**Task goal:** Identify the lines that contain the word "WCPEU", then copy them.

(Stored entries)
▶

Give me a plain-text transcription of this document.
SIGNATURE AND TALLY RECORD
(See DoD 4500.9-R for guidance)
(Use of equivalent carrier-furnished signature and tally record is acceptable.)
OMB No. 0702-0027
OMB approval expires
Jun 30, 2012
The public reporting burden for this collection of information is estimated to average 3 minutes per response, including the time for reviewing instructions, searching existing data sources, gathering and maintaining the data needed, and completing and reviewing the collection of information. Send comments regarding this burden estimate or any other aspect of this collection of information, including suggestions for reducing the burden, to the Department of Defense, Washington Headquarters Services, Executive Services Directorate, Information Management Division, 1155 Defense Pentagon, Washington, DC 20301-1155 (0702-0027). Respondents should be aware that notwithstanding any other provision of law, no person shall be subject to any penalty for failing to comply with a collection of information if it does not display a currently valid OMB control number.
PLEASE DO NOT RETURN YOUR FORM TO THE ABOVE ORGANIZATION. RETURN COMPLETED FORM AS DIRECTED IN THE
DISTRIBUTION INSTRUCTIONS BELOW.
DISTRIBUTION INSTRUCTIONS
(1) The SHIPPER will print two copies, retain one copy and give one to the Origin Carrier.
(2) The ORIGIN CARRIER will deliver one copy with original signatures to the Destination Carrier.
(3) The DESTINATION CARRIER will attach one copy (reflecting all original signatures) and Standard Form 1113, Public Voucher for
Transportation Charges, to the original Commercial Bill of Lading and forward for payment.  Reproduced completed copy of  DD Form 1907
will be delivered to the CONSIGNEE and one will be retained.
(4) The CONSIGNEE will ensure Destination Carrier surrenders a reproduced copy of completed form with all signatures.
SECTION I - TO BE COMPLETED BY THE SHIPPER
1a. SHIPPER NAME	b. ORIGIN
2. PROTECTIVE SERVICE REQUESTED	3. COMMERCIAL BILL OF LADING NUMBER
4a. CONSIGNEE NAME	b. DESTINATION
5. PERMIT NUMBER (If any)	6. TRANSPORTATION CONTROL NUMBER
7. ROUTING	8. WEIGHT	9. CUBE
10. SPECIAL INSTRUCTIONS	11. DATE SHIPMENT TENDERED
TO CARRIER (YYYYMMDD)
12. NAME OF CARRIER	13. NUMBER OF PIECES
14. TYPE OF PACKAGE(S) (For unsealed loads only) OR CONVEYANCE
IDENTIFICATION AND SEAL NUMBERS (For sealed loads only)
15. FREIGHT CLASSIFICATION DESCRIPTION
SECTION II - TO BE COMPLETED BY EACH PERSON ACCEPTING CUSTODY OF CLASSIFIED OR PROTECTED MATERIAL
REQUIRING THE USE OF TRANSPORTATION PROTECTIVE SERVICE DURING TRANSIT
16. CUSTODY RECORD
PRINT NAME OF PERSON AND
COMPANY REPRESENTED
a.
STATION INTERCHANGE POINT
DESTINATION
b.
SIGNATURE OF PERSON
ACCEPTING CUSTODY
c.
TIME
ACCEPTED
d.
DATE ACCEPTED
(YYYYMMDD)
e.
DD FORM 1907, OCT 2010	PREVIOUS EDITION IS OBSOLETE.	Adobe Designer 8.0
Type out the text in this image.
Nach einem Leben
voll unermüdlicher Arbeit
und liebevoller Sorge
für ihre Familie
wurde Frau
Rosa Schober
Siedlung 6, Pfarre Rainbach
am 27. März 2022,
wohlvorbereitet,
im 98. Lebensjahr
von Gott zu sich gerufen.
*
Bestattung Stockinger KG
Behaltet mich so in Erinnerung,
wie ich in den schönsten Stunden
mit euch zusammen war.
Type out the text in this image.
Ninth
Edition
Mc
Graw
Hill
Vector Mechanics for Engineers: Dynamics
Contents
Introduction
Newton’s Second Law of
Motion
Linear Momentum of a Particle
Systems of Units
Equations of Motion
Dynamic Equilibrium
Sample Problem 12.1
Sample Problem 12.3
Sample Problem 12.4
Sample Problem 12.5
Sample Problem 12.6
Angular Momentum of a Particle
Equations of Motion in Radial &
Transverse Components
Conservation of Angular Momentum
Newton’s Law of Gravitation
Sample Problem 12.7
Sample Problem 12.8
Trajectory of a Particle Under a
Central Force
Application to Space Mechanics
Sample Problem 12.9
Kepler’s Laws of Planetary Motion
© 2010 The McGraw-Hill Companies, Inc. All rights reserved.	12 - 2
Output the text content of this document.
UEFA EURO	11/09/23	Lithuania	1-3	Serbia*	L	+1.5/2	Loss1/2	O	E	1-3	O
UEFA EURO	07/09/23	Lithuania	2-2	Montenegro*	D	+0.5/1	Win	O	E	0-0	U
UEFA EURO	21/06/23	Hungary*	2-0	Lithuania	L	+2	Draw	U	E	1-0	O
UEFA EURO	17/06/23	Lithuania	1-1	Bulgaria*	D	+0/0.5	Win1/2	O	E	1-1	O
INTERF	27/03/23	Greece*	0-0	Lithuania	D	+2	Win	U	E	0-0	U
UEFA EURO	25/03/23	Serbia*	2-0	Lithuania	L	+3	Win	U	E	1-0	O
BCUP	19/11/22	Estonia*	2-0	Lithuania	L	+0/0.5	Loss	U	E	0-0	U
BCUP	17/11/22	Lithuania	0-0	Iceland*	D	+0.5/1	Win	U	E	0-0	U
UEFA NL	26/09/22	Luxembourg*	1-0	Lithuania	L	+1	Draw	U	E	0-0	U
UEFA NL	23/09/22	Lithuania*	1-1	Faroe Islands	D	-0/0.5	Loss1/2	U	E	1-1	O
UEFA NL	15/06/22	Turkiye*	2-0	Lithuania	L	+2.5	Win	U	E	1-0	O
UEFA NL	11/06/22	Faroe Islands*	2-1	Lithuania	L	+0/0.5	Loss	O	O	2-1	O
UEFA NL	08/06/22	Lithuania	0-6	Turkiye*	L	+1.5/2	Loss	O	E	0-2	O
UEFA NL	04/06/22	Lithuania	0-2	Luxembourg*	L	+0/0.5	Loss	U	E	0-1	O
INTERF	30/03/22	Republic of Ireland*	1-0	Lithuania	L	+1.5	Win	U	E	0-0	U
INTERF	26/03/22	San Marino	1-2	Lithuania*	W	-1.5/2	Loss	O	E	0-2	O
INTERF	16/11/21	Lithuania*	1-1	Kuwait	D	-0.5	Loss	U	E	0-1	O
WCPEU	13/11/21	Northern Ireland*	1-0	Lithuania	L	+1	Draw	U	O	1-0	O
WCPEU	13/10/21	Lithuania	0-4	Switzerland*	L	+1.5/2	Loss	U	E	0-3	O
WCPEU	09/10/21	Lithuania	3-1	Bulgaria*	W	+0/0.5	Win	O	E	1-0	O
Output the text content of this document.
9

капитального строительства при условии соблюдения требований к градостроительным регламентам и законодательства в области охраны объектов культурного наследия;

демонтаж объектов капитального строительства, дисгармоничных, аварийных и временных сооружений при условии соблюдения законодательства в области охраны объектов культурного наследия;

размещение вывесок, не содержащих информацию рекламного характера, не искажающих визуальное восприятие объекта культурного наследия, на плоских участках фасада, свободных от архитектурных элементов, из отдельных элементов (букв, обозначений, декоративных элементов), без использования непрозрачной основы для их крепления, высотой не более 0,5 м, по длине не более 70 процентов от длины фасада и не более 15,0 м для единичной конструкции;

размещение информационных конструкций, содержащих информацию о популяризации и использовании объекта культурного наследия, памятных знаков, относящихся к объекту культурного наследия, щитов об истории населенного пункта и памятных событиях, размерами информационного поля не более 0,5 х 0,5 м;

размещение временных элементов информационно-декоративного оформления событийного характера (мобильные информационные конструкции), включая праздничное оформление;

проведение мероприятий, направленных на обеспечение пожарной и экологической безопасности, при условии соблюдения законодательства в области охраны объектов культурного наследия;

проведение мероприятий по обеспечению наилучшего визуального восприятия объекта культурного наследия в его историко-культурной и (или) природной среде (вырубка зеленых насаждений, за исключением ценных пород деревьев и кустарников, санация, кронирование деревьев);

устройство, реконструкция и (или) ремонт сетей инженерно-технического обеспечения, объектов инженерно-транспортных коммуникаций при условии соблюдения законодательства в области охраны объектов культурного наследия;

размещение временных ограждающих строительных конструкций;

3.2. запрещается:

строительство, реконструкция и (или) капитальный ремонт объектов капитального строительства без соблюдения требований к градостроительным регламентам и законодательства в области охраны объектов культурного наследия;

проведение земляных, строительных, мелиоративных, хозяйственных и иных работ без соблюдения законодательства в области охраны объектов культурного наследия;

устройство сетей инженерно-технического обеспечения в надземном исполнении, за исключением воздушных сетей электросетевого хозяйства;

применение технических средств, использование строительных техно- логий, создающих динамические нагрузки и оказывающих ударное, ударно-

◀

**Written answer:**
WCPEU	13/11/21	Northern Ireland*	1-0	Lithuania	L	+1	Draw	U	O	1-0	O
WCPEU	13/10/21	Lithuania	0-4	Switzerland*	L	+1.5/2	Loss	U	E	0-3	O
WCPEU	09/10/21	Lithuania	3-1	Bulgaria*	W	+0/0.5	Win	O	E	1-0	O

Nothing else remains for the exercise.